# [What is needed]
Write down nothing except how many lines in the entries contain "potassium".

Page layout parsing data
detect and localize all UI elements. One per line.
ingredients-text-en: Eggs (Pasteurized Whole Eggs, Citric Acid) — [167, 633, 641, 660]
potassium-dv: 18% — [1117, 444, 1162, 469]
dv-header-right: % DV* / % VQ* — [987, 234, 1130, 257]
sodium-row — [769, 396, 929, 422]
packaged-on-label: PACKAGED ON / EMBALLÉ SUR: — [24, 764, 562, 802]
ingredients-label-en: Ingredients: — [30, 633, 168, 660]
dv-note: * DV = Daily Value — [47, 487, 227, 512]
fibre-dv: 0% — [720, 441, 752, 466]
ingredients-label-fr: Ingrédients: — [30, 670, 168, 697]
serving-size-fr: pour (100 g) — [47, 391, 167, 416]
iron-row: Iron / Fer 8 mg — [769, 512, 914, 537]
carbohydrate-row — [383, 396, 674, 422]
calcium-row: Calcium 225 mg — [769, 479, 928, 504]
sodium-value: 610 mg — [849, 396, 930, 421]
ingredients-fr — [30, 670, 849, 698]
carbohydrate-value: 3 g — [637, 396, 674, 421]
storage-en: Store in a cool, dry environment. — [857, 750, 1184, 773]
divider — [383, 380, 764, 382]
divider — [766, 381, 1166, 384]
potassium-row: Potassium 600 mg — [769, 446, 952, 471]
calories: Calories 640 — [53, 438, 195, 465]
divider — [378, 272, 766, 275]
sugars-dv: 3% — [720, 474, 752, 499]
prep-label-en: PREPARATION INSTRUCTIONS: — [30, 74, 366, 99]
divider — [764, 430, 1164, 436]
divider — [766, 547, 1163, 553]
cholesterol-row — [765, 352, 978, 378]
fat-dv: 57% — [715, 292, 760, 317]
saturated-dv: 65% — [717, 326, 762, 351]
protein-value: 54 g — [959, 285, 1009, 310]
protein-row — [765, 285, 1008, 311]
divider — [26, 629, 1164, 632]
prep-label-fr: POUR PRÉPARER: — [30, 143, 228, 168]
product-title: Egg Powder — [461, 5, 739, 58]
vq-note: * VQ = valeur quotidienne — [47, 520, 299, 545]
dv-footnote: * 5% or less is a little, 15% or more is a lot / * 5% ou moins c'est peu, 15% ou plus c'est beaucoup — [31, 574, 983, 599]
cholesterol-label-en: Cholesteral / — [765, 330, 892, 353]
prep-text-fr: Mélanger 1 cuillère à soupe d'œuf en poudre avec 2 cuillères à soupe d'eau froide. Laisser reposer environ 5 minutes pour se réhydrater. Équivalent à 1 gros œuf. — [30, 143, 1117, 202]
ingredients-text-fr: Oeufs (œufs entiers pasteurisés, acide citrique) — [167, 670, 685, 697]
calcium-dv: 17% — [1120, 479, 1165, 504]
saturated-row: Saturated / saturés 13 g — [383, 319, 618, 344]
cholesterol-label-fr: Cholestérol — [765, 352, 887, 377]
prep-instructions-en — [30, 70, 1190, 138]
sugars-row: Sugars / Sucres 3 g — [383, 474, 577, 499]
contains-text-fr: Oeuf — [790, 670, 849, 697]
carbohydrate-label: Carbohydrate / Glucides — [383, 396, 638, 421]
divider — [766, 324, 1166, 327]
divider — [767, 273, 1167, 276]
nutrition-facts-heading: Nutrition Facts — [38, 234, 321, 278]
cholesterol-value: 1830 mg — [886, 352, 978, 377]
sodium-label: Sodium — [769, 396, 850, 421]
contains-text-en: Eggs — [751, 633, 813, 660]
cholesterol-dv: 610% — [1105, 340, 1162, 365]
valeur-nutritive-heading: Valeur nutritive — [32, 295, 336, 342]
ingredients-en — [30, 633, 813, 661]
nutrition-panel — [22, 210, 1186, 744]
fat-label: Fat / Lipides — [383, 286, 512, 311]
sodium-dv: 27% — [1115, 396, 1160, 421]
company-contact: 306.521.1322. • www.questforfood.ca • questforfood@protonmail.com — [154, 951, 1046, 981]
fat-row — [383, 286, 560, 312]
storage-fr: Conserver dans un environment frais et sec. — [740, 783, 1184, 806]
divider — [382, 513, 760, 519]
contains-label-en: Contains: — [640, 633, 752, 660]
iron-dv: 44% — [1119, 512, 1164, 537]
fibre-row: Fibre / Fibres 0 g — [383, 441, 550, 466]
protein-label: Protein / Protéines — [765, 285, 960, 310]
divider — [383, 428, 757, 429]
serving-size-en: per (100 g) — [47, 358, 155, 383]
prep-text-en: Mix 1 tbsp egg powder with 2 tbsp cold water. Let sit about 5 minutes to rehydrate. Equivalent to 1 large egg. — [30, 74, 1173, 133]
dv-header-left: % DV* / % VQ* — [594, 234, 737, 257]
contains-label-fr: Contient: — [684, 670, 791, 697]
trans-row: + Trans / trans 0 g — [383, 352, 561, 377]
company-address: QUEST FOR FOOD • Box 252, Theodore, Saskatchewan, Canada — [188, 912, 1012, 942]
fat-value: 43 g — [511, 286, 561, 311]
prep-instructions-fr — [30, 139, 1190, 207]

# [Response to the exercise]
2